Direction: List each line of the data that holds the word "watermark".

[Stored records]
--*--

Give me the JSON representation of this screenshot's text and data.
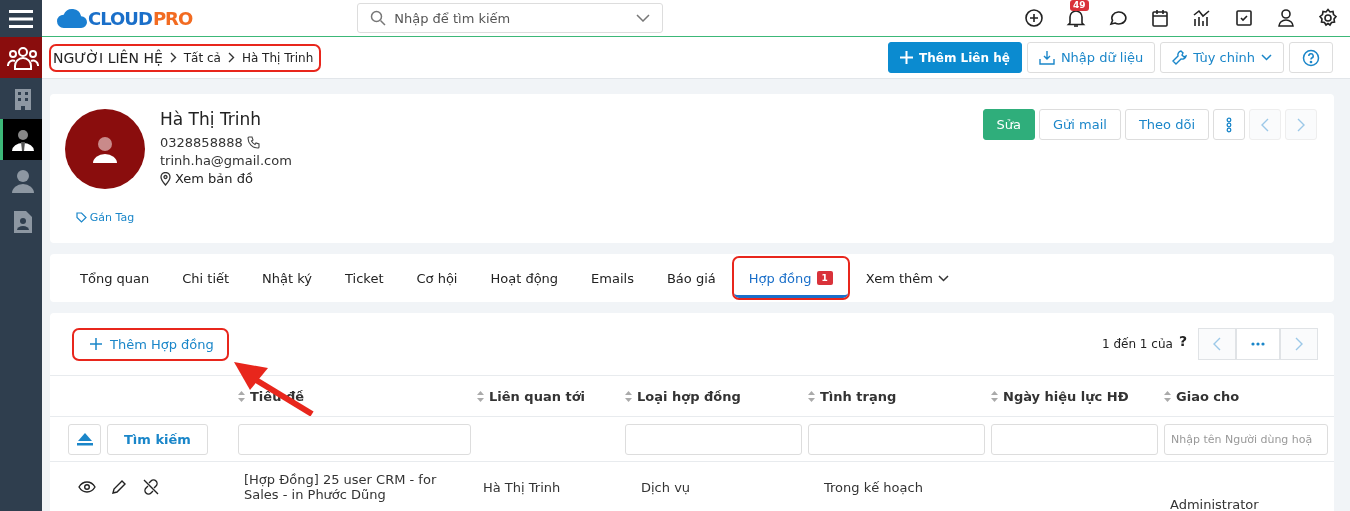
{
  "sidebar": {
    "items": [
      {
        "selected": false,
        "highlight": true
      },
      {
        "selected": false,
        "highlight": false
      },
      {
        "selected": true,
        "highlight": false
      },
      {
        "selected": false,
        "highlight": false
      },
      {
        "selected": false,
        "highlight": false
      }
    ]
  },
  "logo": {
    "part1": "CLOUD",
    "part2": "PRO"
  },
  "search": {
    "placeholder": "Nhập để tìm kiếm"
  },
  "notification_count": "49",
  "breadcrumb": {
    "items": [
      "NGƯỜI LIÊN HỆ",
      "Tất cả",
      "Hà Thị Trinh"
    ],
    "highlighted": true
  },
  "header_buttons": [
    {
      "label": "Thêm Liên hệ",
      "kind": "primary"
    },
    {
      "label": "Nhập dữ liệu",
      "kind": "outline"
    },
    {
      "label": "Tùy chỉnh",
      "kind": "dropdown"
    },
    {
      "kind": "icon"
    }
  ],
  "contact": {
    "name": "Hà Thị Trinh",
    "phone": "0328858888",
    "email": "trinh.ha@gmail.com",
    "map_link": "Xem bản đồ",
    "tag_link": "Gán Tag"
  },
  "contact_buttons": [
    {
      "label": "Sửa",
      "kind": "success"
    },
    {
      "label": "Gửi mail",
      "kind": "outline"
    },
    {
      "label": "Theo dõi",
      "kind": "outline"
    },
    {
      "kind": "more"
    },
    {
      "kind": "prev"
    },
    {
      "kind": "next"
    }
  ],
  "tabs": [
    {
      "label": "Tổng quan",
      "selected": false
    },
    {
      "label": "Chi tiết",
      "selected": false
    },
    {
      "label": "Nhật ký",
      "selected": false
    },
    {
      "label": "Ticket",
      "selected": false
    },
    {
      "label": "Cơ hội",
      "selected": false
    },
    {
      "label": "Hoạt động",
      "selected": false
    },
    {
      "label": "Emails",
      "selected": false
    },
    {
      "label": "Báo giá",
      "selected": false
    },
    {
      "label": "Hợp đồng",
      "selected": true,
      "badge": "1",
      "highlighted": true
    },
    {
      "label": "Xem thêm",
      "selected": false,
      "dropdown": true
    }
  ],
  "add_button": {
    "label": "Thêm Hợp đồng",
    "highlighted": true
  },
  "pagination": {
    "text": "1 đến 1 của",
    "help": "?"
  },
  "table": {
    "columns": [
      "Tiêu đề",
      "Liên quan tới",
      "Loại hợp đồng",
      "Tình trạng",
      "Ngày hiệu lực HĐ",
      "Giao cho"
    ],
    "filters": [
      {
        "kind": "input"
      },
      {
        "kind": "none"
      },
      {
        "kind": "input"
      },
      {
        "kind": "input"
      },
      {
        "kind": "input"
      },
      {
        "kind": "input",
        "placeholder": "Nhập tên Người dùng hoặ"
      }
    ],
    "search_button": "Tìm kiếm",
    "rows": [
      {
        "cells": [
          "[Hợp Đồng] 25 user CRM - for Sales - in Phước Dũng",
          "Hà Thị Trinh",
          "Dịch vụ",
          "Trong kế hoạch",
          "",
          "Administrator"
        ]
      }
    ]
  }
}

--*--

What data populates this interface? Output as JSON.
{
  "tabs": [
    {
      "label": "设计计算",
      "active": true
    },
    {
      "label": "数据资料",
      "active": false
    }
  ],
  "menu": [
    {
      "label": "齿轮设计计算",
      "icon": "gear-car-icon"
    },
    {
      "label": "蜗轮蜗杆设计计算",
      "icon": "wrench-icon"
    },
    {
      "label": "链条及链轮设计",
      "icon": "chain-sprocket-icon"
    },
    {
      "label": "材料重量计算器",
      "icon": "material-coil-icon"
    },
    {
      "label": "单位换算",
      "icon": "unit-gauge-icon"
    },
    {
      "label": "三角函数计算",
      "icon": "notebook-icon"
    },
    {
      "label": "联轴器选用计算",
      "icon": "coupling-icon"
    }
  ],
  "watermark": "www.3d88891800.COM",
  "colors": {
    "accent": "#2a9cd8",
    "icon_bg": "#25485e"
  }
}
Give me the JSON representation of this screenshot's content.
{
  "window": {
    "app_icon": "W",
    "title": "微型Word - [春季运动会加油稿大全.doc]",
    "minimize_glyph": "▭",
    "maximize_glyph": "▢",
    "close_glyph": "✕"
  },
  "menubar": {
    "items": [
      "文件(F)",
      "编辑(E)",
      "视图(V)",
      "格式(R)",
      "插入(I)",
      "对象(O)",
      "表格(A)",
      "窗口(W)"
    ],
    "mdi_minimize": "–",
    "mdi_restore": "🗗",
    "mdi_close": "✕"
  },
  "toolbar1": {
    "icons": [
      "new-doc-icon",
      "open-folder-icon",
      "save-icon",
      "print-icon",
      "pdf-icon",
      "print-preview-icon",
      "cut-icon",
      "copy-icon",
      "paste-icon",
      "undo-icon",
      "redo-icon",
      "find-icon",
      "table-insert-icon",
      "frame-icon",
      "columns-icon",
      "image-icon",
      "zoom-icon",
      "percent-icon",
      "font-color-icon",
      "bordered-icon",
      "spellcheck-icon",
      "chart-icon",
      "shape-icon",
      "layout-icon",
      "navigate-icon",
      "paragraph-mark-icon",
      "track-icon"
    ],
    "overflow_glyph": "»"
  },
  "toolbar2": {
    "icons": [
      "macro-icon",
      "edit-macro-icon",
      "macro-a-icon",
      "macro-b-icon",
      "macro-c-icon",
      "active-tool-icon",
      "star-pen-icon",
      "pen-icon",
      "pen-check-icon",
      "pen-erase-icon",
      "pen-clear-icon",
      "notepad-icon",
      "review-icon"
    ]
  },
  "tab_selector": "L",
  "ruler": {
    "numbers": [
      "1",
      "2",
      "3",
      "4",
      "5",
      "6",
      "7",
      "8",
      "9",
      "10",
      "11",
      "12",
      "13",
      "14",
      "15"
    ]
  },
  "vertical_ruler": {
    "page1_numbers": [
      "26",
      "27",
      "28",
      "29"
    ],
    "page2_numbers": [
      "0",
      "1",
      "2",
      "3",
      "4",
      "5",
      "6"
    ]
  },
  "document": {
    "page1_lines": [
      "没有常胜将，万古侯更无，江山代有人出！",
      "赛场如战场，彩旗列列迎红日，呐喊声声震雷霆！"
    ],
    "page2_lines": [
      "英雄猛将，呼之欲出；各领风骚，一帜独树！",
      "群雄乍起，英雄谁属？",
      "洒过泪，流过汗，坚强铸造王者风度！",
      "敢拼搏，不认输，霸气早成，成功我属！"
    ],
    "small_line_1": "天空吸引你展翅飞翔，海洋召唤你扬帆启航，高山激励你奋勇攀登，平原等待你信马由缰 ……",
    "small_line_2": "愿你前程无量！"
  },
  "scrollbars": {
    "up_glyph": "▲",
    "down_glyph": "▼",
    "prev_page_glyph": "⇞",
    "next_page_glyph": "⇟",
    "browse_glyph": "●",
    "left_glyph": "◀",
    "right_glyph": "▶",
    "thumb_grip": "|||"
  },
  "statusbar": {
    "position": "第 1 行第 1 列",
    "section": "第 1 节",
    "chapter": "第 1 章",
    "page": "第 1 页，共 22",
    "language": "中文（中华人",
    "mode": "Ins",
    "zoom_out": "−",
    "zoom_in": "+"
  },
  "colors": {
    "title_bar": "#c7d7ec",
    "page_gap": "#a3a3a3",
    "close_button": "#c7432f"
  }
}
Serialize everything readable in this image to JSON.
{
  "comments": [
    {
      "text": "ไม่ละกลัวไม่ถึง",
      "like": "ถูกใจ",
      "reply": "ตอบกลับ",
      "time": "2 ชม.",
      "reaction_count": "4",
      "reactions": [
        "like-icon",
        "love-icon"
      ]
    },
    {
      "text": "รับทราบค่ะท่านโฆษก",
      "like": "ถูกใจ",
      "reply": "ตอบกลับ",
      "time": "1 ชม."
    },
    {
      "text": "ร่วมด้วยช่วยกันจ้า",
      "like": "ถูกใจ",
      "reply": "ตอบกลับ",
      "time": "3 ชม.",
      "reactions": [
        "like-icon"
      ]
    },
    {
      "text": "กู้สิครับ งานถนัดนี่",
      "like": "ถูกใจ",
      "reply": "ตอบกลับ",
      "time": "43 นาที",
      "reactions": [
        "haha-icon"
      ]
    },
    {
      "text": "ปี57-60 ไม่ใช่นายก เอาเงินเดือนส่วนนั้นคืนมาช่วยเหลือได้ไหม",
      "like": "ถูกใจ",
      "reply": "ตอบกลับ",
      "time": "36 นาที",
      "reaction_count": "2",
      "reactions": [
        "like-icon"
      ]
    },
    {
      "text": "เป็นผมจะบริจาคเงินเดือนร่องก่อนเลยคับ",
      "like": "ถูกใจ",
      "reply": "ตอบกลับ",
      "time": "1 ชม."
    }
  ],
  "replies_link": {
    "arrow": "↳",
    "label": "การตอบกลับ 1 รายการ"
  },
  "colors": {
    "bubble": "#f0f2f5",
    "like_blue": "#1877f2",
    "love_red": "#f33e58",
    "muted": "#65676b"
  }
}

--*--

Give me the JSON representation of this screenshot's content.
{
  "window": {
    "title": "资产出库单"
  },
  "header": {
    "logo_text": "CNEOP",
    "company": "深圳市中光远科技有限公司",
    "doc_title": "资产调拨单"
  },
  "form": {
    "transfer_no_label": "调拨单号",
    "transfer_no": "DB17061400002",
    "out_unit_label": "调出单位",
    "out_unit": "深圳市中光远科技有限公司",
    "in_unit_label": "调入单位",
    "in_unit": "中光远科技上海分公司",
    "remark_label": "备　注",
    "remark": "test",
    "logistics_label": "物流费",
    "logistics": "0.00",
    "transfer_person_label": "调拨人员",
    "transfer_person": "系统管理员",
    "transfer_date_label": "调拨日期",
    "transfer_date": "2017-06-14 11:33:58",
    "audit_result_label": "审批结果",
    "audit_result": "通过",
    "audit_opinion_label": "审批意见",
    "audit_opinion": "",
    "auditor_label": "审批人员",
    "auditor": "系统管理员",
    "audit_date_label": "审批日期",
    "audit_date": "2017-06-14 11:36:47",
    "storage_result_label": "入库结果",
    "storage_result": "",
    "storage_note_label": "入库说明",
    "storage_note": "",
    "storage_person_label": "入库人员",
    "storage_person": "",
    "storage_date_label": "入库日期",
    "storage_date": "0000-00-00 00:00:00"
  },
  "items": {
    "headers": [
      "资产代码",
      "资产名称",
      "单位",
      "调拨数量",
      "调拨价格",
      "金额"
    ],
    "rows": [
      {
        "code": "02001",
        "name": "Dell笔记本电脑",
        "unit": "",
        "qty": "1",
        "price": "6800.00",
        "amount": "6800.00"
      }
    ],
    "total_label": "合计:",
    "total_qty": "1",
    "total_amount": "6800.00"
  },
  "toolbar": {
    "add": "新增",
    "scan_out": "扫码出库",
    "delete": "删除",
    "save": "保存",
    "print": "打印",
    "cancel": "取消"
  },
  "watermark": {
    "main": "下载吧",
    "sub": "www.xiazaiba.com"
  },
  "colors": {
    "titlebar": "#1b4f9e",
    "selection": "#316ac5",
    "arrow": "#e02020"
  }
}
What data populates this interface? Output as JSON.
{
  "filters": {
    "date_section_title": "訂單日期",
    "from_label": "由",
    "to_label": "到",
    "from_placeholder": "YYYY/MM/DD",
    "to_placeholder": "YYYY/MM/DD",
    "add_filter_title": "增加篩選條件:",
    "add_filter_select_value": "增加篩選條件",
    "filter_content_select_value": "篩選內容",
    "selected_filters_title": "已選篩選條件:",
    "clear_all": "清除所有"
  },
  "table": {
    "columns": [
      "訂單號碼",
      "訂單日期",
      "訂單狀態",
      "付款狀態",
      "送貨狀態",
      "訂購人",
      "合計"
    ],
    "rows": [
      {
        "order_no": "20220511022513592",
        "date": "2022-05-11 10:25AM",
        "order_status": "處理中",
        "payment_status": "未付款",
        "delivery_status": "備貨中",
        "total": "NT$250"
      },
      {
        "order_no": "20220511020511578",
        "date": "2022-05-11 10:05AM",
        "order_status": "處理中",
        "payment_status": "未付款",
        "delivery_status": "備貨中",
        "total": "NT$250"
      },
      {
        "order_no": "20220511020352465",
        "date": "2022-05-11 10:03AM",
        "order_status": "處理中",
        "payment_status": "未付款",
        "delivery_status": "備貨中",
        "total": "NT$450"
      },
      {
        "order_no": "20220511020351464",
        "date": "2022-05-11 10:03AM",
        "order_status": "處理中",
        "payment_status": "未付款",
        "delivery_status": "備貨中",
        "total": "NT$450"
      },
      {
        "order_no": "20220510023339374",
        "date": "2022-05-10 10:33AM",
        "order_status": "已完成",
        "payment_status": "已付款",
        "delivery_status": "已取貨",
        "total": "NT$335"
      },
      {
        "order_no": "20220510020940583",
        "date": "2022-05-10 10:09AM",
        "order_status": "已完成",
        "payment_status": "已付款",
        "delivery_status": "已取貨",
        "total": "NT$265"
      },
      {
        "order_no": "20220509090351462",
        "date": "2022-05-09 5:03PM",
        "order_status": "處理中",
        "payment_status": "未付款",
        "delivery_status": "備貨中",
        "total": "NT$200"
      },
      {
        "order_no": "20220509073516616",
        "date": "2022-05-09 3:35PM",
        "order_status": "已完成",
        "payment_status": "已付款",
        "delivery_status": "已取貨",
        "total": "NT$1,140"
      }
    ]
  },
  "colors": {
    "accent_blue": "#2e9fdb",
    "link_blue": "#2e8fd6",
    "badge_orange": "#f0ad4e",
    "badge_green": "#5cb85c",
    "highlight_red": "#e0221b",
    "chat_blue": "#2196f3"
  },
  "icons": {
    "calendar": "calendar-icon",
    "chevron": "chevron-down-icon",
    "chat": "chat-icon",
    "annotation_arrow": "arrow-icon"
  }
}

--*--

Exercise solution:
  "watermark": "www.3d88891800.COM",
  "watermark": {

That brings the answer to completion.